Copy out all of the material, matching it word for word.
Start Material
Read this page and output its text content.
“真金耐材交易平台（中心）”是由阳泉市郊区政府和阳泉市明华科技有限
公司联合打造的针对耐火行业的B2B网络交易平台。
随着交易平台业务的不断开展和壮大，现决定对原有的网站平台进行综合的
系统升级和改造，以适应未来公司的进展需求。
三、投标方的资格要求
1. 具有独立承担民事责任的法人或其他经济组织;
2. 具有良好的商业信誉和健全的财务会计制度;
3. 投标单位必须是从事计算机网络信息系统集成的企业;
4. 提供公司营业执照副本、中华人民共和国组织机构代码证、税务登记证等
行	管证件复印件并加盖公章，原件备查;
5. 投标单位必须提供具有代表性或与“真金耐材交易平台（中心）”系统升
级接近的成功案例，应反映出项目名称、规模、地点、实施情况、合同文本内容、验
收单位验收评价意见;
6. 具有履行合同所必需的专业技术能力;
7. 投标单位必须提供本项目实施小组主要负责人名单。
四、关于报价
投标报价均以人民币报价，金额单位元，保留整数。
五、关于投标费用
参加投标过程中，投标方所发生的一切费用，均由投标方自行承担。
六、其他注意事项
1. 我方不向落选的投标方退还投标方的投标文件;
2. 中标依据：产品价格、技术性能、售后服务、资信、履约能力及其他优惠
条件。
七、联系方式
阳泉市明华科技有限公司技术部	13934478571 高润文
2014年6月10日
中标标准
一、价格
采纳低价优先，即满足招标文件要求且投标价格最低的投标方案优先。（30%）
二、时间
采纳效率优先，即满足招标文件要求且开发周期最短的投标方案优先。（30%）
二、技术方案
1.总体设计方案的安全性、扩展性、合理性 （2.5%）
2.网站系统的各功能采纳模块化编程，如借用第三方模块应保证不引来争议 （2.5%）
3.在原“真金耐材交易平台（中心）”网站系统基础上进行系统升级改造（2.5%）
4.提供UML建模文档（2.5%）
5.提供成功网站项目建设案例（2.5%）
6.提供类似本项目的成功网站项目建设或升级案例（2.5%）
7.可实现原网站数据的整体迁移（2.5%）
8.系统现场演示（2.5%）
End Material
Task answer:
Read this page and output its text content.
“真金耐材交易平台（中心）”是由阳泉市郊区政府和阳泉市明华科技有限
公司联合打造的针对耐火行业的B2B网络交易平台。
随着交易平台业务的不断开展和壮大，现决定对原有的网站平台进行综合的
系统升级和改造，以适应未来公司的进展需求。
三、投标方的资格要求
1. 具有独立承担民事责任的法人或其他经济组织;
2. 具有良好的商业信誉和健全的财务会计制度;
3. 投标单位必须是从事计算机网络信息系统集成的企业;
4. 提供公司营业执照副本、中华人民共和国组织机构代码证、税务登记证等
行	管证件复印件并加盖公章，原件备查;
5. 投标单位必须提供具有代表性或与“真金耐材交易平台（中心）”系统升
级接近的成功案例，应反映出项目名称、规模、地点、实施情况、合同文本内容、验
收单位验收评价意见;
6. 具有履行合同所必需的专业技术能力;
7. 投标单位必须提供本项目实施小组主要负责人名单。
四、关于报价
投标报价均以人民币报价，金额单位元，保留整数。
五、关于投标费用
参加投标过程中，投标方所发生的一切费用，均由投标方自行承担。
六、其他注意事项
1. 我方不向落选的投标方退还投标方的投标文件;
2. 中标依据：产品价格、技术性能、售后服务、资信、履约能力及其他优惠
条件。
七、联系方式
阳泉市明华科技有限公司技术部	13934478571 高润文
2014年6月10日
中标标准
一、价格
采纳低价优先，即满足招标文件要求且投标价格最低的投标方案优先。（30%）
二、时间
采纳效率优先，即满足招标文件要求且开发周期最短的投标方案优先。（30%）
二、技术方案
1.总体设计方案的安全性、扩展性、合理性 （2.5%）
2.网站系统的各功能采纳模块化编程，如借用第三方模块应保证不引来争议 （2.5%）
3.在原“真金耐材交易平台（中心）”网站系统基础上进行系统升级改造（2.5%）
4.提供UML建模文档（2.5%）
5.提供成功网站项目建设案例（2.5%）
6.提供类似本项目的成功网站项目建设或升级案例（2.5%）
7.可实现原网站数据的整体迁移（2.5%）
8.系统现场演示（2.5%）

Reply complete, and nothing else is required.